ENTRIES PROVIDED
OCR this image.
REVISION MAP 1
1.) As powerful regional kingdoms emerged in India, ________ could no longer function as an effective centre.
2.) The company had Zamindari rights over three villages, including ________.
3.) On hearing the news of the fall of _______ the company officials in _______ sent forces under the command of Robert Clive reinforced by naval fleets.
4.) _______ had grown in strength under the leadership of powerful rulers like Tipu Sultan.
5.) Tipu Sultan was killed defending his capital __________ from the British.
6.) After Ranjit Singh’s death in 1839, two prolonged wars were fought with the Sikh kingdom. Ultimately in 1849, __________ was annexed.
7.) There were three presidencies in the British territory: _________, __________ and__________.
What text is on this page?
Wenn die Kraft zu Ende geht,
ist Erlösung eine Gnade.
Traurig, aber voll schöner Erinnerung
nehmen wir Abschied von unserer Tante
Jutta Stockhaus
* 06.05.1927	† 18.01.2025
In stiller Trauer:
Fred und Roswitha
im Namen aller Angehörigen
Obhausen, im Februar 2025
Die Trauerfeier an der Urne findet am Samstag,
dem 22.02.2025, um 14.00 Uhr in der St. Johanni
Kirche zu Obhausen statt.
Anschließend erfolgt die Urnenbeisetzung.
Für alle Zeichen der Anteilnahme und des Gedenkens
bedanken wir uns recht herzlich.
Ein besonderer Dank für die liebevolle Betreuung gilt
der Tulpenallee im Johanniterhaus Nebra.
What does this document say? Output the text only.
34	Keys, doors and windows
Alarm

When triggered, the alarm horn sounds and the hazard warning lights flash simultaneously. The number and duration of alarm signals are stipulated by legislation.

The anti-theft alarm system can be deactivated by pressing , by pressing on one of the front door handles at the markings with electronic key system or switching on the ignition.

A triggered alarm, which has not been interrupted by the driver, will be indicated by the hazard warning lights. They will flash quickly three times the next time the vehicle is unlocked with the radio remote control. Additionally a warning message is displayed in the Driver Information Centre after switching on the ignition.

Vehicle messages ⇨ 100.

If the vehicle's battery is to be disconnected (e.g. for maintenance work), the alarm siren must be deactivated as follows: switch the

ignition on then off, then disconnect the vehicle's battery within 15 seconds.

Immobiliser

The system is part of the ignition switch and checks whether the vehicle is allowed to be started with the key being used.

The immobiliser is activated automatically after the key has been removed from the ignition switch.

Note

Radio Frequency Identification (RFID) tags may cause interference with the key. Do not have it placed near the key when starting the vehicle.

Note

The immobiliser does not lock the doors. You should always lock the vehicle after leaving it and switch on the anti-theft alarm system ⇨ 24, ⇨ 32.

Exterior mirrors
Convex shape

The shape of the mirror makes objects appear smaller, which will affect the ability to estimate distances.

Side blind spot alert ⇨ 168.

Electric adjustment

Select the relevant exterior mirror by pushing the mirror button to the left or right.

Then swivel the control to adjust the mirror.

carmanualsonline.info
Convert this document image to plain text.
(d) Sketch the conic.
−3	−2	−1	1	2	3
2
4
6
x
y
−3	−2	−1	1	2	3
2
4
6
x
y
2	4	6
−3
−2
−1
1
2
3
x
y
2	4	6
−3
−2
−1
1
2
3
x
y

PROBLEM STATEMENT
Reproduce all of the material above word for word.

THE REPLY
OCR this image.
REVISION MAP 1
1.) As powerful regional kingdoms emerged in India, ________ could no longer function as an effective centre.
2.) The company had Zamindari rights over three villages, including ________.
3.) On hearing the news of the fall of _______ the company officials in _______ sent forces under the command of Robert Clive reinforced by naval fleets.
4.) _______ had grown in strength under the leadership of powerful rulers like Tipu Sultan.
5.) Tipu Sultan was killed defending his capital __________ from the British.
6.) After Ranjit Singh’s death in 1839, two prolonged wars were fought with the Sikh kingdom. Ultimately in 1849, __________ was annexed.
7.) There were three presidencies in the British territory: _________, __________ and__________.
What text is on this page?
Wenn die Kraft zu Ende geht,
ist Erlösung eine Gnade.
Traurig, aber voll schöner Erinnerung
nehmen wir Abschied von unserer Tante
Jutta Stockhaus
* 06.05.1927	† 18.01.2025
In stiller Trauer:
Fred und Roswitha
im Namen aller Angehörigen
Obhausen, im Februar 2025
Die Trauerfeier an der Urne findet am Samstag,
dem 22.02.2025, um 14.00 Uhr in der St. Johanni
Kirche zu Obhausen statt.
Anschließend erfolgt die Urnenbeisetzung.
Für alle Zeichen der Anteilnahme und des Gedenkens
bedanken wir uns recht herzlich.
Ein besonderer Dank für die liebevolle Betreuung gilt
der Tulpenallee im Johanniterhaus Nebra.
What does this document say? Output the text only.
34	Keys, doors and windows
Alarm

When triggered, the alarm horn sounds and the hazard warning lights flash simultaneously. The number and duration of alarm signals are stipulated by legislation.

The anti-theft alarm system can be deactivated by pressing , by pressing on one of the front door handles at the markings with electronic key system or switching on the ignition.

A triggered alarm, which has not been interrupted by the driver, will be indicated by the hazard warning lights. They will flash quickly three times the next time the vehicle is unlocked with the radio remote control. Additionally a warning message is displayed in the Driver Information Centre after switching on the ignition.

Vehicle messages ⇨ 100.

If the vehicle's battery is to be disconnected (e.g. for maintenance work), the alarm siren must be deactivated as follows: switch the

ignition on then off, then disconnect the vehicle's battery within 15 seconds.

Immobiliser

The system is part of the ignition switch and checks whether the vehicle is allowed to be started with the key being used.

The immobiliser is activated automatically after the key has been removed from the ignition switch.

Note

Radio Frequency Identification (RFID) tags may cause interference with the key. Do not have it placed near the key when starting the vehicle.

Note

The immobiliser does not lock the doors. You should always lock the vehicle after leaving it and switch on the anti-theft alarm system ⇨ 24, ⇨ 32.

Exterior mirrors
Convex shape

The shape of the mirror makes objects appear smaller, which will affect the ability to estimate distances.

Side blind spot alert ⇨ 168.

Electric adjustment

Select the relevant exterior mirror by pushing the mirror button to the left or right.

Then swivel the control to adjust the mirror.

carmanualsonline.info
Convert this document image to plain text.
(d) Sketch the conic.
−3	−2	−1	1	2	3
2
4
6
x
y
−3	−2	−1	1	2	3
2
4
6
x
y
2	4	6
−3
−2
−1
1
2
3
x
y
2	4	6
−3
−2
−1
1
2
3
x
y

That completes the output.